* AIM:
Provide an exact copy of the data, excluding the images.

━━ MATERIALS PROVIDED

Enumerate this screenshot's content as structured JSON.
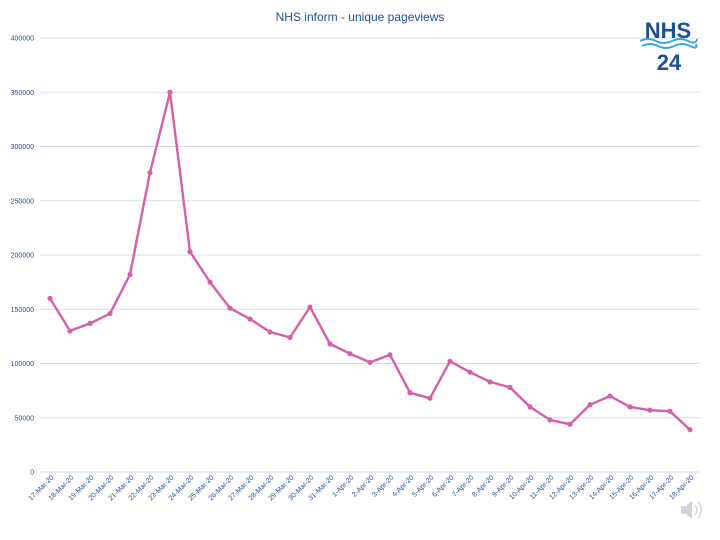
{
  "logo": {
    "line1": "NHS",
    "line2": "24"
  },
  "colors": {
    "series": "#d65fa9",
    "text": "#1f4e9a",
    "grid": "#d7dde8",
    "wave": "#39a8e0"
  },
  "icons": {
    "corner": "speaker-icon"
  },
  "chart_data": {
    "type": "line",
    "title": "NHS inform - unique pageviews",
    "xlabel": "",
    "ylabel": "",
    "ylim": [
      0,
      400000
    ],
    "yticks": [
      0,
      50000,
      100000,
      150000,
      200000,
      250000,
      300000,
      350000,
      400000
    ],
    "grid": true,
    "legend": "none",
    "categories": [
      "17-Mar-20",
      "18-Mar-20",
      "19-Mar-20",
      "20-Mar-20",
      "21-Mar-20",
      "22-Mar-20",
      "23-Mar-20",
      "24-Mar-20",
      "25-Mar-20",
      "26-Mar-20",
      "27-Mar-20",
      "28-Mar-20",
      "29-Mar-20",
      "30-Mar-20",
      "31-Mar-20",
      "1-Apr-20",
      "2-Apr-20",
      "3-Apr-20",
      "4-Apr-20",
      "5-Apr-20",
      "6-Apr-20",
      "7-Apr-20",
      "8-Apr-20",
      "9-Apr-20",
      "10-Apr-20",
      "11-Apr-20",
      "12-Apr-20",
      "13-Apr-20",
      "14-Apr-20",
      "15-Apr-20",
      "16-Apr-20",
      "17-Apr-20",
      "18-Apr-20"
    ],
    "values": [
      160000,
      130000,
      137000,
      146000,
      182000,
      276000,
      350000,
      203000,
      175000,
      151000,
      141000,
      129000,
      124000,
      152000,
      118000,
      109000,
      101000,
      108000,
      73000,
      68000,
      102000,
      92000,
      83000,
      78000,
      60000,
      48000,
      44000,
      62000,
      70000,
      60000,
      57000,
      56000,
      39000
    ]
  }
}
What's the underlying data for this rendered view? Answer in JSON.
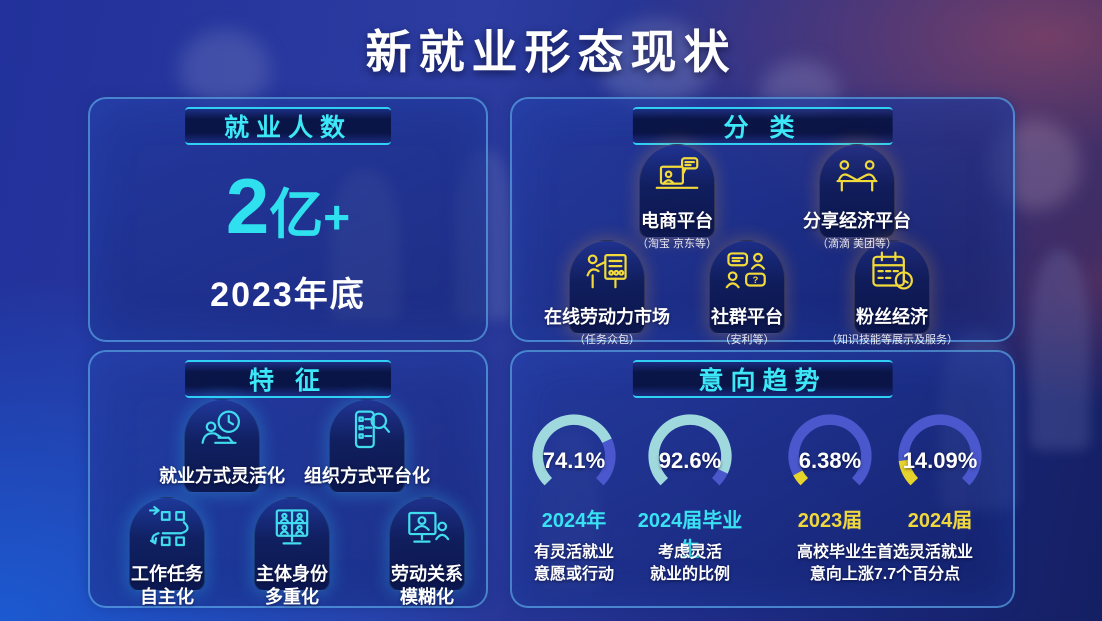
{
  "title": "新就业形态现状",
  "colors": {
    "accent_cyan": "#3ce8f8",
    "big_number_cyan": "#2fe0ee",
    "icon_yellow": "#f2da3a",
    "icon_cyan": "#41dced",
    "gauge_teal": "#9fd9de",
    "gauge_indigo": "#4a57cd",
    "gauge_yellow": "#e6d42c",
    "label_yellow": "#f0d83c",
    "panel_border": "#60b0f0"
  },
  "panels": {
    "employment": {
      "header": "就业人数",
      "number": "2",
      "unit": "亿",
      "plus": "+",
      "subtitle": "2023年底"
    },
    "classification": {
      "header": "分 类",
      "items": [
        {
          "icon": "ecommerce-platform-icon",
          "label": "电商平台",
          "note": "（淘宝 京东等）"
        },
        {
          "icon": "sharing-economy-icon",
          "label": "分享经济平台",
          "note": "（滴滴 美团等）"
        },
        {
          "icon": "online-labor-market-icon",
          "label": "在线劳动力市场",
          "note": "（任务众包）"
        },
        {
          "icon": "community-platform-icon",
          "label": "社群平台",
          "note": "（安利等）"
        },
        {
          "icon": "fan-economy-icon",
          "label": "粉丝经济",
          "note": "（知识技能等展示及服务）"
        }
      ]
    },
    "features": {
      "header": "特 征",
      "items": [
        {
          "icon": "flexible-employment-icon",
          "label": "就业方式灵活化"
        },
        {
          "icon": "platform-organization-icon",
          "label": "组织方式平台化"
        },
        {
          "icon": "task-autonomy-icon",
          "label": "工作任务\n自主化"
        },
        {
          "icon": "multiple-identity-icon",
          "label": "主体身份\n多重化"
        },
        {
          "icon": "labor-relation-icon",
          "label": "劳动关系\n模糊化"
        }
      ]
    },
    "trends": {
      "header": "意向趋势",
      "rest_color": "#4a57cd",
      "gauges": [
        {
          "value": 74.1,
          "display": "74.1%",
          "label": "2024年",
          "fill": "#9fd9de",
          "label_color": "#38e2f2"
        },
        {
          "value": 92.6,
          "display": "92.6%",
          "label": "2024届毕业生",
          "fill": "#9fd9de",
          "label_color": "#38e2f2"
        },
        {
          "value": 6.38,
          "display": "6.38%",
          "label": "2023届",
          "fill": "#e6d42c",
          "label_color": "#f0d83c"
        },
        {
          "value": 14.09,
          "display": "14.09%",
          "label": "2024届",
          "fill": "#e6d42c",
          "label_color": "#f0d83c"
        }
      ],
      "descriptions": [
        "有灵活就业\n意愿或行动",
        "考虑灵活\n就业的比例",
        "高校毕业生首选灵活就业\n意向上涨7.7个百分点"
      ]
    }
  },
  "chart_data": {
    "type": "gauge",
    "title": "意向趋势",
    "gauges": [
      {
        "label": "2024年",
        "value": 74.1,
        "unit": "%",
        "description": "有灵活就业意愿或行动"
      },
      {
        "label": "2024届毕业生",
        "value": 92.6,
        "unit": "%",
        "description": "考虑灵活就业的比例"
      },
      {
        "label": "2023届",
        "value": 6.38,
        "unit": "%",
        "description": "高校毕业生首选灵活就业意向上涨7.7个百分点"
      },
      {
        "label": "2024届",
        "value": 14.09,
        "unit": "%",
        "description": "高校毕业生首选灵活就业意向上涨7.7个百分点"
      }
    ],
    "other_stats": {
      "employment_count": "2亿+",
      "as_of": "2023年底"
    },
    "layout": {
      "arc_sweep_deg": 270,
      "gap_position": "bottom"
    }
  }
}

━━━━

* RESPONSE TO THE EXERCISE:
Enumerate this screenshot's content as structured JSON.
{
  "logo": {
    "line1": "NHS",
    "line2": "24"
  },
  "colors": {
    "series": "#d65fa9",
    "text": "#1f4e9a",
    "grid": "#d7dde8",
    "wave": "#39a8e0"
  },
  "icons": {
    "corner": "speaker-icon"
  },
  "chart_data": {
    "type": "line",
    "title": "NHS inform - unique pageviews",
    "xlabel": "",
    "ylabel": "",
    "ylim": [
      0,
      400000
    ],
    "yticks": [
      0,
      50000,
      100000,
      150000,
      200000,
      250000,
      300000,
      350000,
      400000
    ],
    "grid": true,
    "legend": "none",
    "categories": [
      "17-Mar-20",
      "18-Mar-20",
      "19-Mar-20",
      "20-Mar-20",
      "21-Mar-20",
      "22-Mar-20",
      "23-Mar-20",
      "24-Mar-20",
      "25-Mar-20",
      "26-Mar-20",
      "27-Mar-20",
      "28-Mar-20",
      "29-Mar-20",
      "30-Mar-20",
      "31-Mar-20",
      "1-Apr-20",
      "2-Apr-20",
      "3-Apr-20",
      "4-Apr-20",
      "5-Apr-20",
      "6-Apr-20",
      "7-Apr-20",
      "8-Apr-20",
      "9-Apr-20",
      "10-Apr-20",
      "11-Apr-20",
      "12-Apr-20",
      "13-Apr-20",
      "14-Apr-20",
      "15-Apr-20",
      "16-Apr-20",
      "17-Apr-20",
      "18-Apr-20"
    ],
    "values": [
      160000,
      130000,
      137000,
      146000,
      182000,
      276000,
      350000,
      203000,
      175000,
      151000,
      141000,
      129000,
      124000,
      152000,
      118000,
      109000,
      101000,
      108000,
      73000,
      68000,
      102000,
      92000,
      83000,
      78000,
      60000,
      48000,
      44000,
      62000,
      70000,
      60000,
      57000,
      56000,
      39000
    ]
  }
}
What's the underlying data for this rendered view? Answer in JSON.
{
  "title": "新就业形态现状",
  "colors": {
    "accent_cyan": "#3ce8f8",
    "big_number_cyan": "#2fe0ee",
    "icon_yellow": "#f2da3a",
    "icon_cyan": "#41dced",
    "gauge_teal": "#9fd9de",
    "gauge_indigo": "#4a57cd",
    "gauge_yellow": "#e6d42c",
    "label_yellow": "#f0d83c",
    "panel_border": "#60b0f0"
  },
  "panels": {
    "employment": {
      "header": "就业人数",
      "number": "2",
      "unit": "亿",
      "plus": "+",
      "subtitle": "2023年底"
    },
    "classification": {
      "header": "分 类",
      "items": [
        {
          "icon": "ecommerce-platform-icon",
          "label": "电商平台",
          "note": "（淘宝 京东等）"
        },
        {
          "icon": "sharing-economy-icon",
          "label": "分享经济平台",
          "note": "（滴滴 美团等）"
        },
        {
          "icon": "online-labor-market-icon",
          "label": "在线劳动力市场",
          "note": "（任务众包）"
        },
        {
          "icon": "community-platform-icon",
          "label": "社群平台",
          "note": "（安利等）"
        },
        {
          "icon": "fan-economy-icon",
          "label": "粉丝经济",
          "note": "（知识技能等展示及服务）"
        }
      ]
    },
    "features": {
      "header": "特 征",
      "items": [
        {
          "icon": "flexible-employment-icon",
          "label": "就业方式灵活化"
        },
        {
          "icon": "platform-organization-icon",
          "label": "组织方式平台化"
        },
        {
          "icon": "task-autonomy-icon",
          "label": "工作任务\n自主化"
        },
        {
          "icon": "multiple-identity-icon",
          "label": "主体身份\n多重化"
        },
        {
          "icon": "labor-relation-icon",
          "label": "劳动关系\n模糊化"
        }
      ]
    },
    "trends": {
      "header": "意向趋势",
      "rest_color": "#4a57cd",
      "gauges": [
        {
          "value": 74.1,
          "display": "74.1%",
          "label": "2024年",
          "fill": "#9fd9de",
          "label_color": "#38e2f2"
        },
        {
          "value": 92.6,
          "display": "92.6%",
          "label": "2024届毕业生",
          "fill": "#9fd9de",
          "label_color": "#38e2f2"
        },
        {
          "value": 6.38,
          "display": "6.38%",
          "label": "2023届",
          "fill": "#e6d42c",
          "label_color": "#f0d83c"
        },
        {
          "value": 14.09,
          "display": "14.09%",
          "label": "2024届",
          "fill": "#e6d42c",
          "label_color": "#f0d83c"
        }
      ],
      "descriptions": [
        "有灵活就业\n意愿或行动",
        "考虑灵活\n就业的比例",
        "高校毕业生首选灵活就业\n意向上涨7.7个百分点"
      ]
    }
  },
  "chart_data": {
    "type": "gauge",
    "title": "意向趋势",
    "gauges": [
      {
        "label": "2024年",
        "value": 74.1,
        "unit": "%",
        "description": "有灵活就业意愿或行动"
      },
      {
        "label": "2024届毕业生",
        "value": 92.6,
        "unit": "%",
        "description": "考虑灵活就业的比例"
      },
      {
        "label": "2023届",
        "value": 6.38,
        "unit": "%",
        "description": "高校毕业生首选灵活就业意向上涨7.7个百分点"
      },
      {
        "label": "2024届",
        "value": 14.09,
        "unit": "%",
        "description": "高校毕业生首选灵活就业意向上涨7.7个百分点"
      }
    ],
    "other_stats": {
      "employment_count": "2亿+",
      "as_of": "2023年底"
    },
    "layout": {
      "arc_sweep_deg": 270,
      "gap_position": "bottom"
    }
  }
}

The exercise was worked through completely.